Records from a dataset:
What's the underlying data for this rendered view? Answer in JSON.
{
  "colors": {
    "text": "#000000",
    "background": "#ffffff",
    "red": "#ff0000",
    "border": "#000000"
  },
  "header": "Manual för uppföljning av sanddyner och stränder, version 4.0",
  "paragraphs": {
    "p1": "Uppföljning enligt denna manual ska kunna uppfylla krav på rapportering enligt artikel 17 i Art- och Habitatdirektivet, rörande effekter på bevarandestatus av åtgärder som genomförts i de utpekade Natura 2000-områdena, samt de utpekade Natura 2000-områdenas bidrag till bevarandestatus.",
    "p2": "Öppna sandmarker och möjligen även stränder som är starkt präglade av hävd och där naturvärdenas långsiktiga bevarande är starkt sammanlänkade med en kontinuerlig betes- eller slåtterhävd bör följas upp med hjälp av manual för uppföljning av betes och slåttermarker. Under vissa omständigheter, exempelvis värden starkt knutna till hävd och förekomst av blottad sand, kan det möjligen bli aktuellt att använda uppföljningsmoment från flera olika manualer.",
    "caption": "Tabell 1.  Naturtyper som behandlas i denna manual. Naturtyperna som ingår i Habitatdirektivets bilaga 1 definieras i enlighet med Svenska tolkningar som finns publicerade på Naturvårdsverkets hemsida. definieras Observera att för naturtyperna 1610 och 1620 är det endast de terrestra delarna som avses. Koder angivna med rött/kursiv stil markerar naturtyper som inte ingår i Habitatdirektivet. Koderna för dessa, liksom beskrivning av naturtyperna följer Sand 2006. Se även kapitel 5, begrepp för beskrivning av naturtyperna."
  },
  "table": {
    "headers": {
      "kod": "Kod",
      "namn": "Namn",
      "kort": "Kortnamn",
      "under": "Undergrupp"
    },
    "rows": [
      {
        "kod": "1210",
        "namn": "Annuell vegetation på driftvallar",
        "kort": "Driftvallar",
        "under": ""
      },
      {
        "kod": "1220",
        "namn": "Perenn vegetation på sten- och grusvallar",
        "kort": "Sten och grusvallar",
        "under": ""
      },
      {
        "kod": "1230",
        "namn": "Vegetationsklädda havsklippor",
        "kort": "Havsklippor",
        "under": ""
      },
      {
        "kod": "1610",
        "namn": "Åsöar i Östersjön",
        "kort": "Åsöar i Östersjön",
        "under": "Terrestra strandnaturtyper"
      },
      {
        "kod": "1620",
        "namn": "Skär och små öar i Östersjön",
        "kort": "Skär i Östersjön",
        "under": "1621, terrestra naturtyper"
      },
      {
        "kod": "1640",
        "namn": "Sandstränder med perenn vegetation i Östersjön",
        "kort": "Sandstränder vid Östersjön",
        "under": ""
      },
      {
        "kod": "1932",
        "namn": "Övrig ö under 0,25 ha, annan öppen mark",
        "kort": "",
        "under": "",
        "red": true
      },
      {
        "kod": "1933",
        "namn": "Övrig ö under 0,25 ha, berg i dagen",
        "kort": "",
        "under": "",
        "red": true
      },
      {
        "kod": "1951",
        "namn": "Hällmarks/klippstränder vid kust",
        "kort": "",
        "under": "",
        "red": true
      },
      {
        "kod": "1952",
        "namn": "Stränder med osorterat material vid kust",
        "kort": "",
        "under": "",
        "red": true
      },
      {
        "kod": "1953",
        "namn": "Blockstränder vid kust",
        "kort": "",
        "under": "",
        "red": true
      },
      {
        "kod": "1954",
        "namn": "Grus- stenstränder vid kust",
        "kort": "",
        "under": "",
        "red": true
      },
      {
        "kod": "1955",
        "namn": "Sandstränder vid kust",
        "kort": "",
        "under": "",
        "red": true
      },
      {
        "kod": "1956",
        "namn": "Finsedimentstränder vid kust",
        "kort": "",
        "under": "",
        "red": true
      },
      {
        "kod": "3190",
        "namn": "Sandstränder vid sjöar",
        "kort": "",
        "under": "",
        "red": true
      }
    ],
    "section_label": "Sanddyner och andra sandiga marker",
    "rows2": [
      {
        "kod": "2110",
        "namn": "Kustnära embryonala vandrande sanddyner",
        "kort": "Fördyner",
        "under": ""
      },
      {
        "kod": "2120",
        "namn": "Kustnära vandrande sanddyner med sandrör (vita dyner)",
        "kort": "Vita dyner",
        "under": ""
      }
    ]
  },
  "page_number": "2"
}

- _Exercise directions_: The records above need to be duplicated. Keep every word unchanged.

- _Answer to the problem_:
What's the underlying data for this rendered view? Answer in JSON.
{
  "colors": {
    "text": "#000000",
    "background": "#ffffff",
    "red": "#ff0000",
    "border": "#000000"
  },
  "header": "Manual för uppföljning av sanddyner och stränder, version 4.0",
  "paragraphs": {
    "p1": "Uppföljning enligt denna manual ska kunna uppfylla krav på rapportering enligt artikel 17 i Art- och Habitatdirektivet, rörande effekter på bevarandestatus av åtgärder som genomförts i de utpekade Natura 2000-områdena, samt de utpekade Natura 2000-områdenas bidrag till bevarandestatus.",
    "p2": "Öppna sandmarker och möjligen även stränder som är starkt präglade av hävd och där naturvärdenas långsiktiga bevarande är starkt sammanlänkade med en kontinuerlig betes- eller slåtterhävd bör följas upp med hjälp av manual för uppföljning av betes och slåttermarker. Under vissa omständigheter, exempelvis värden starkt knutna till hävd och förekomst av blottad sand, kan det möjligen bli aktuellt att använda uppföljningsmoment från flera olika manualer.",
    "caption": "Tabell 1.  Naturtyper som behandlas i denna manual. Naturtyperna som ingår i Habitatdirektivets bilaga 1 definieras i enlighet med Svenska tolkningar som finns publicerade på Naturvårdsverkets hemsida. definieras Observera att för naturtyperna 1610 och 1620 är det endast de terrestra delarna som avses. Koder angivna med rött/kursiv stil markerar naturtyper som inte ingår i Habitatdirektivet. Koderna för dessa, liksom beskrivning av naturtyperna följer Sand 2006. Se även kapitel 5, begrepp för beskrivning av naturtyperna."
  },
  "table": {
    "headers": {
      "kod": "Kod",
      "namn": "Namn",
      "kort": "Kortnamn",
      "under": "Undergrupp"
    },
    "rows": [
      {
        "kod": "1210",
        "namn": "Annuell vegetation på driftvallar",
        "kort": "Driftvallar",
        "under": ""
      },
      {
        "kod": "1220",
        "namn": "Perenn vegetation på sten- och grusvallar",
        "kort": "Sten och grusvallar",
        "under": ""
      },
      {
        "kod": "1230",
        "namn": "Vegetationsklädda havsklippor",
        "kort": "Havsklippor",
        "under": ""
      },
      {
        "kod": "1610",
        "namn": "Åsöar i Östersjön",
        "kort": "Åsöar i Östersjön",
        "under": "Terrestra strandnaturtyper"
      },
      {
        "kod": "1620",
        "namn": "Skär och små öar i Östersjön",
        "kort": "Skär i Östersjön",
        "under": "1621, terrestra naturtyper"
      },
      {
        "kod": "1640",
        "namn": "Sandstränder med perenn vegetation i Östersjön",
        "kort": "Sandstränder vid Östersjön",
        "under": ""
      },
      {
        "kod": "1932",
        "namn": "Övrig ö under 0,25 ha, annan öppen mark",
        "kort": "",
        "under": "",
        "red": true
      },
      {
        "kod": "1933",
        "namn": "Övrig ö under 0,25 ha, berg i dagen",
        "kort": "",
        "under": "",
        "red": true
      },
      {
        "kod": "1951",
        "namn": "Hällmarks/klippstränder vid kust",
        "kort": "",
        "under": "",
        "red": true
      },
      {
        "kod": "1952",
        "namn": "Stränder med osorterat material vid kust",
        "kort": "",
        "under": "",
        "red": true
      },
      {
        "kod": "1953",
        "namn": "Blockstränder vid kust",
        "kort": "",
        "under": "",
        "red": true
      },
      {
        "kod": "1954",
        "namn": "Grus- stenstränder vid kust",
        "kort": "",
        "under": "",
        "red": true
      },
      {
        "kod": "1955",
        "namn": "Sandstränder vid kust",
        "kort": "",
        "under": "",
        "red": true
      },
      {
        "kod": "1956",
        "namn": "Finsedimentstränder vid kust",
        "kort": "",
        "under": "",
        "red": true
      },
      {
        "kod": "3190",
        "namn": "Sandstränder vid sjöar",
        "kort": "",
        "under": "",
        "red": true
      }
    ],
    "section_label": "Sanddyner och andra sandiga marker",
    "rows2": [
      {
        "kod": "2110",
        "namn": "Kustnära embryonala vandrande sanddyner",
        "kort": "Fördyner",
        "under": ""
      },
      {
        "kod": "2120",
        "namn": "Kustnära vandrande sanddyner med sandrör (vita dyner)",
        "kort": "Vita dyner",
        "under": ""
      }
    ]
  },
  "page_number": "2"
}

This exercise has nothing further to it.